● Written request
Will you write out the data exactly, excluding every picture?

● Input material
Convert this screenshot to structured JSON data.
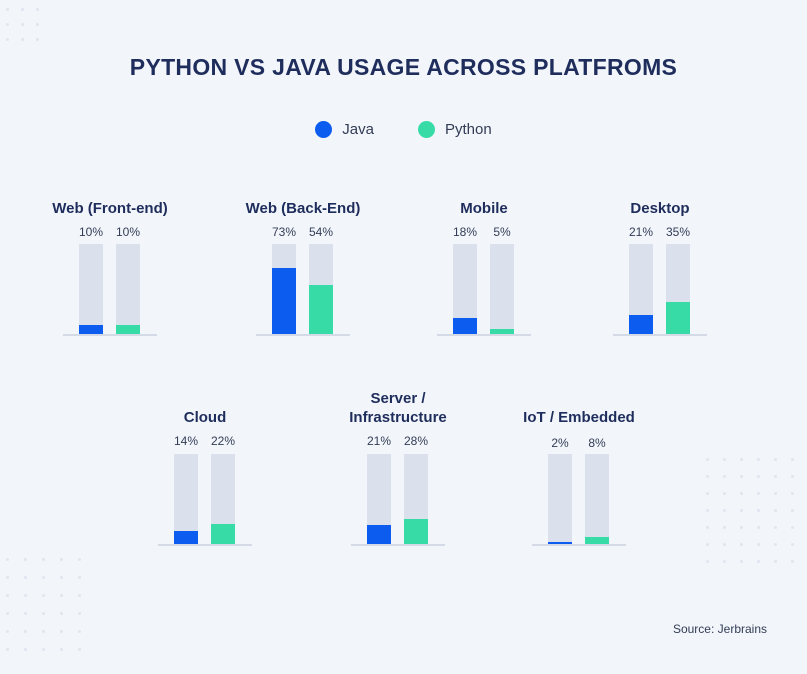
{
  "chart_data": {
    "type": "bar",
    "title": "PYTHON VS JAVA USAGE ACROSS PLATFROMS",
    "legend": [
      "Java",
      "Python"
    ],
    "legend_position": "top-center",
    "ylim": [
      0,
      100
    ],
    "unit": "%",
    "colors": {
      "Java": "#0d5cf0",
      "Python": "#36dba6",
      "track": "#dbe1ec"
    },
    "categories": [
      "Web (Front-end)",
      "Web (Back-End)",
      "Mobile",
      "Desktop",
      "Cloud",
      "Server / Infrastructure",
      "IoT / Embedded"
    ],
    "series": [
      {
        "name": "Java",
        "values": [
          10,
          73,
          18,
          21,
          14,
          21,
          2
        ]
      },
      {
        "name": "Python",
        "values": [
          10,
          54,
          5,
          35,
          22,
          28,
          8
        ]
      }
    ],
    "labels": {
      "Java": [
        "10%",
        "73%",
        "18%",
        "21%",
        "14%",
        "21%",
        "2%"
      ],
      "Python": [
        "10%",
        "54%",
        "5%",
        "35%",
        "22%",
        "28%",
        "8%"
      ]
    },
    "source": "Source: Jerbrains"
  }
}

● Full response
Convert this screenshot to structured JSON data.
{
  "chart_data": {
    "type": "bar",
    "title": "PYTHON VS JAVA USAGE ACROSS PLATFROMS",
    "legend": [
      "Java",
      "Python"
    ],
    "legend_position": "top-center",
    "ylim": [
      0,
      100
    ],
    "unit": "%",
    "colors": {
      "Java": "#0d5cf0",
      "Python": "#36dba6",
      "track": "#dbe1ec"
    },
    "categories": [
      "Web (Front-end)",
      "Web (Back-End)",
      "Mobile",
      "Desktop",
      "Cloud",
      "Server / Infrastructure",
      "IoT / Embedded"
    ],
    "series": [
      {
        "name": "Java",
        "values": [
          10,
          73,
          18,
          21,
          14,
          21,
          2
        ]
      },
      {
        "name": "Python",
        "values": [
          10,
          54,
          5,
          35,
          22,
          28,
          8
        ]
      }
    ],
    "labels": {
      "Java": [
        "10%",
        "73%",
        "18%",
        "21%",
        "14%",
        "21%",
        "2%"
      ],
      "Python": [
        "10%",
        "54%",
        "5%",
        "35%",
        "22%",
        "28%",
        "8%"
      ]
    },
    "source": "Source: Jerbrains"
  }
}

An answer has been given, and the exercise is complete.